• _Available data_:
>>>

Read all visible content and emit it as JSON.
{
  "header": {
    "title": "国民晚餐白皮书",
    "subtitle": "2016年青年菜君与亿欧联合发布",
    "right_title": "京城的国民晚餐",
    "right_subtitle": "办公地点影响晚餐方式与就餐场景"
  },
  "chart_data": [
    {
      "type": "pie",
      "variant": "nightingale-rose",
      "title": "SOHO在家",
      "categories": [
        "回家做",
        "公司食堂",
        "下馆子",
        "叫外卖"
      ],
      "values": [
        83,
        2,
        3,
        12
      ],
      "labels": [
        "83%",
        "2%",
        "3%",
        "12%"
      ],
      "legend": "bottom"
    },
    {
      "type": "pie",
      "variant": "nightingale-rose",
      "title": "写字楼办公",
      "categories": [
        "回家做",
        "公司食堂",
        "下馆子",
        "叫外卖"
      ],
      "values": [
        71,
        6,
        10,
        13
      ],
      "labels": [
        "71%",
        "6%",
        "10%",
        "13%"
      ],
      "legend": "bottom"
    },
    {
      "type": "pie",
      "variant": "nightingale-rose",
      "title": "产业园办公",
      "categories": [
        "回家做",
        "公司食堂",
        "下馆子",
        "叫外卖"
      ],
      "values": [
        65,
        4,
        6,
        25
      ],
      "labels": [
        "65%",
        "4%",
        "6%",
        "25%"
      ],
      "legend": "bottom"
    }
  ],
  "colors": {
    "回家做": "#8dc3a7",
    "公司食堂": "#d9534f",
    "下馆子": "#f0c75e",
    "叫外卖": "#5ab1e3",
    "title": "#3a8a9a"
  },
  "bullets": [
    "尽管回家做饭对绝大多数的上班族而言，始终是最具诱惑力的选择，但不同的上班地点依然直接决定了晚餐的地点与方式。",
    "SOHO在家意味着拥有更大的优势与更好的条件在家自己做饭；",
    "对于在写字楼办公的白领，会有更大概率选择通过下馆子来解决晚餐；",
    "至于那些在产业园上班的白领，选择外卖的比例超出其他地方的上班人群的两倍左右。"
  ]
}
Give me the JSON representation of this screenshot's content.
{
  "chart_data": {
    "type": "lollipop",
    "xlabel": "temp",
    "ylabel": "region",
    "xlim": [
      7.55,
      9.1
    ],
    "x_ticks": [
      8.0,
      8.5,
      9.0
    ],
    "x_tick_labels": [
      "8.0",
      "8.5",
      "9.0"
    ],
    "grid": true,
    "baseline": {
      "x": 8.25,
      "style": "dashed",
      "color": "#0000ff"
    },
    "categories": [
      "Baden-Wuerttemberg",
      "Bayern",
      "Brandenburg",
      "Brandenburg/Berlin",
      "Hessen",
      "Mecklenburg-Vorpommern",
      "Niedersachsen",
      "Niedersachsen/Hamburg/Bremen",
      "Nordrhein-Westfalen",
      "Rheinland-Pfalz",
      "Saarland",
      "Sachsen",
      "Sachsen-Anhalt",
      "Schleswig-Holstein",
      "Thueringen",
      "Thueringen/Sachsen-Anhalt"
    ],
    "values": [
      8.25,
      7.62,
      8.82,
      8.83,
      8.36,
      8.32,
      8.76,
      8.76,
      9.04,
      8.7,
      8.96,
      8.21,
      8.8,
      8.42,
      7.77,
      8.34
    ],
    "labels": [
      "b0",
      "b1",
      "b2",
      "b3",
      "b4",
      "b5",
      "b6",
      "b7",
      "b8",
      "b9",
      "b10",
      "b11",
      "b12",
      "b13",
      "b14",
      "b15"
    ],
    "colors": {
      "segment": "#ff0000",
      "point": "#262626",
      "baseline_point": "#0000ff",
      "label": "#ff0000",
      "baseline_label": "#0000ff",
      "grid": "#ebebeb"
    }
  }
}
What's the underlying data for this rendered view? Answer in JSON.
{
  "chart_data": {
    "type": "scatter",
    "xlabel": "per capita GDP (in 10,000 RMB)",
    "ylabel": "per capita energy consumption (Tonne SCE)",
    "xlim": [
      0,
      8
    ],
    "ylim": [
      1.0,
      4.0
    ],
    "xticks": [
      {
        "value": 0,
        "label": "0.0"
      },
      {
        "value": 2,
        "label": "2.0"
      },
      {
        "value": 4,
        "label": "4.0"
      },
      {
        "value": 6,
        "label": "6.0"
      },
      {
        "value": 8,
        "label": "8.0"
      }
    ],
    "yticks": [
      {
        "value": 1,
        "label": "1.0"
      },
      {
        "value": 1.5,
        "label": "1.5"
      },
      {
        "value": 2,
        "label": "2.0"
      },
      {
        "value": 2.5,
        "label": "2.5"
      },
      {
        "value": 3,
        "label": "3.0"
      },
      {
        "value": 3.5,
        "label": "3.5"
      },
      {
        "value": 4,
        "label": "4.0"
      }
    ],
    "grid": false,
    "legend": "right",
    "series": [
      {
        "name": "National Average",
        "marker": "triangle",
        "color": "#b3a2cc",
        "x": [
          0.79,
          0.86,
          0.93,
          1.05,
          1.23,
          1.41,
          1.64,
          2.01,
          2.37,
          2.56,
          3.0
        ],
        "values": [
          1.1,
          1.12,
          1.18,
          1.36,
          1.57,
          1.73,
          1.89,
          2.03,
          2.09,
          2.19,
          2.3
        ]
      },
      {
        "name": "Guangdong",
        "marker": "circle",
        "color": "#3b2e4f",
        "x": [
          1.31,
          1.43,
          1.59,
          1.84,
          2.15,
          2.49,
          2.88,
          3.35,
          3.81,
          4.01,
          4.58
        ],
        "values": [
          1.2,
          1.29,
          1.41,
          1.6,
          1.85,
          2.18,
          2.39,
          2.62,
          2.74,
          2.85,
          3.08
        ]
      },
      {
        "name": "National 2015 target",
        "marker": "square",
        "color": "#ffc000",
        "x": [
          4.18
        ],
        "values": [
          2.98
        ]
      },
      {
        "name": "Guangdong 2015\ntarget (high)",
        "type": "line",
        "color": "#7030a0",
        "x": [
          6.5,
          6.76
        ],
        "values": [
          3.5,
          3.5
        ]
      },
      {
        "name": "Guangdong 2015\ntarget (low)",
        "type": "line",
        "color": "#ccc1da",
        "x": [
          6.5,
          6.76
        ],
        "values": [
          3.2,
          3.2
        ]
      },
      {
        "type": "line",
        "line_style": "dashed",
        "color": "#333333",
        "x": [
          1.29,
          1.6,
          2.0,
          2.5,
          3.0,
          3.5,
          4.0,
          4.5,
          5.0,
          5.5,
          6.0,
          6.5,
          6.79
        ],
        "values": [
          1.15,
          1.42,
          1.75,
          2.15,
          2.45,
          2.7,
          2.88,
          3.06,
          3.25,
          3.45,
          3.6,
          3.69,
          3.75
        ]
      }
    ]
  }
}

<<<

• _Exercise description_: Write each line above out exactly.

• _Problem solution_:
Read all visible content and emit it as JSON.
{
  "header": {
    "title": "国民晚餐白皮书",
    "subtitle": "2016年青年菜君与亿欧联合发布",
    "right_title": "京城的国民晚餐",
    "right_subtitle": "办公地点影响晚餐方式与就餐场景"
  },
  "chart_data": [
    {
      "type": "pie",
      "variant": "nightingale-rose",
      "title": "SOHO在家",
      "categories": [
        "回家做",
        "公司食堂",
        "下馆子",
        "叫外卖"
      ],
      "values": [
        83,
        2,
        3,
        12
      ],
      "labels": [
        "83%",
        "2%",
        "3%",
        "12%"
      ],
      "legend": "bottom"
    },
    {
      "type": "pie",
      "variant": "nightingale-rose",
      "title": "写字楼办公",
      "categories": [
        "回家做",
        "公司食堂",
        "下馆子",
        "叫外卖"
      ],
      "values": [
        71,
        6,
        10,
        13
      ],
      "labels": [
        "71%",
        "6%",
        "10%",
        "13%"
      ],
      "legend": "bottom"
    },
    {
      "type": "pie",
      "variant": "nightingale-rose",
      "title": "产业园办公",
      "categories": [
        "回家做",
        "公司食堂",
        "下馆子",
        "叫外卖"
      ],
      "values": [
        65,
        4,
        6,
        25
      ],
      "labels": [
        "65%",
        "4%",
        "6%",
        "25%"
      ],
      "legend": "bottom"
    }
  ],
  "colors": {
    "回家做": "#8dc3a7",
    "公司食堂": "#d9534f",
    "下馆子": "#f0c75e",
    "叫外卖": "#5ab1e3",
    "title": "#3a8a9a"
  },
  "bullets": [
    "尽管回家做饭对绝大多数的上班族而言，始终是最具诱惑力的选择，但不同的上班地点依然直接决定了晚餐的地点与方式。",
    "SOHO在家意味着拥有更大的优势与更好的条件在家自己做饭；",
    "对于在写字楼办公的白领，会有更大概率选择通过下馆子来解决晚餐；",
    "至于那些在产业园上班的白领，选择外卖的比例超出其他地方的上班人群的两倍左右。"
  ]
}
Give me the JSON representation of this screenshot's content.
{
  "chart_data": {
    "type": "lollipop",
    "xlabel": "temp",
    "ylabel": "region",
    "xlim": [
      7.55,
      9.1
    ],
    "x_ticks": [
      8.0,
      8.5,
      9.0
    ],
    "x_tick_labels": [
      "8.0",
      "8.5",
      "9.0"
    ],
    "grid": true,
    "baseline": {
      "x": 8.25,
      "style": "dashed",
      "color": "#0000ff"
    },
    "categories": [
      "Baden-Wuerttemberg",
      "Bayern",
      "Brandenburg",
      "Brandenburg/Berlin",
      "Hessen",
      "Mecklenburg-Vorpommern",
      "Niedersachsen",
      "Niedersachsen/Hamburg/Bremen",
      "Nordrhein-Westfalen",
      "Rheinland-Pfalz",
      "Saarland",
      "Sachsen",
      "Sachsen-Anhalt",
      "Schleswig-Holstein",
      "Thueringen",
      "Thueringen/Sachsen-Anhalt"
    ],
    "values": [
      8.25,
      7.62,
      8.82,
      8.83,
      8.36,
      8.32,
      8.76,
      8.76,
      9.04,
      8.7,
      8.96,
      8.21,
      8.8,
      8.42,
      7.77,
      8.34
    ],
    "labels": [
      "b0",
      "b1",
      "b2",
      "b3",
      "b4",
      "b5",
      "b6",
      "b7",
      "b8",
      "b9",
      "b10",
      "b11",
      "b12",
      "b13",
      "b14",
      "b15"
    ],
    "colors": {
      "segment": "#ff0000",
      "point": "#262626",
      "baseline_point": "#0000ff",
      "label": "#ff0000",
      "baseline_label": "#0000ff",
      "grid": "#ebebeb"
    }
  }
}
What's the underlying data for this rendered view? Answer in JSON.
{
  "chart_data": {
    "type": "scatter",
    "xlabel": "per capita GDP (in 10,000 RMB)",
    "ylabel": "per capita energy consumption (Tonne SCE)",
    "xlim": [
      0,
      8
    ],
    "ylim": [
      1.0,
      4.0
    ],
    "xticks": [
      {
        "value": 0,
        "label": "0.0"
      },
      {
        "value": 2,
        "label": "2.0"
      },
      {
        "value": 4,
        "label": "4.0"
      },
      {
        "value": 6,
        "label": "6.0"
      },
      {
        "value": 8,
        "label": "8.0"
      }
    ],
    "yticks": [
      {
        "value": 1,
        "label": "1.0"
      },
      {
        "value": 1.5,
        "label": "1.5"
      },
      {
        "value": 2,
        "label": "2.0"
      },
      {
        "value": 2.5,
        "label": "2.5"
      },
      {
        "value": 3,
        "label": "3.0"
      },
      {
        "value": 3.5,
        "label": "3.5"
      },
      {
        "value": 4,
        "label": "4.0"
      }
    ],
    "grid": false,
    "legend": "right",
    "series": [
      {
        "name": "National Average",
        "marker": "triangle",
        "color": "#b3a2cc",
        "x": [
          0.79,
          0.86,
          0.93,
          1.05,
          1.23,
          1.41,
          1.64,
          2.01,
          2.37,
          2.56,
          3.0
        ],
        "values": [
          1.1,
          1.12,
          1.18,
          1.36,
          1.57,
          1.73,
          1.89,
          2.03,
          2.09,
          2.19,
          2.3
        ]
      },
      {
        "name": "Guangdong",
        "marker": "circle",
        "color": "#3b2e4f",
        "x": [
          1.31,
          1.43,
          1.59,
          1.84,
          2.15,
          2.49,
          2.88,
          3.35,
          3.81,
          4.01,
          4.58
        ],
        "values": [
          1.2,
          1.29,
          1.41,
          1.6,
          1.85,
          2.18,
          2.39,
          2.62,
          2.74,
          2.85,
          3.08
        ]
      },
      {
        "name": "National 2015 target",
        "marker": "square",
        "color": "#ffc000",
        "x": [
          4.18
        ],
        "values": [
          2.98
        ]
      },
      {
        "name": "Guangdong 2015\ntarget (high)",
        "type": "line",
        "color": "#7030a0",
        "x": [
          6.5,
          6.76
        ],
        "values": [
          3.5,
          3.5
        ]
      },
      {
        "name": "Guangdong 2015\ntarget (low)",
        "type": "line",
        "color": "#ccc1da",
        "x": [
          6.5,
          6.76
        ],
        "values": [
          3.2,
          3.2
        ]
      },
      {
        "type": "line",
        "line_style": "dashed",
        "color": "#333333",
        "x": [
          1.29,
          1.6,
          2.0,
          2.5,
          3.0,
          3.5,
          4.0,
          4.5,
          5.0,
          5.5,
          6.0,
          6.5,
          6.79
        ],
        "values": [
          1.15,
          1.42,
          1.75,
          2.15,
          2.45,
          2.7,
          2.88,
          3.06,
          3.25,
          3.45,
          3.6,
          3.69,
          3.75
        ]
      }
    ]
  }
}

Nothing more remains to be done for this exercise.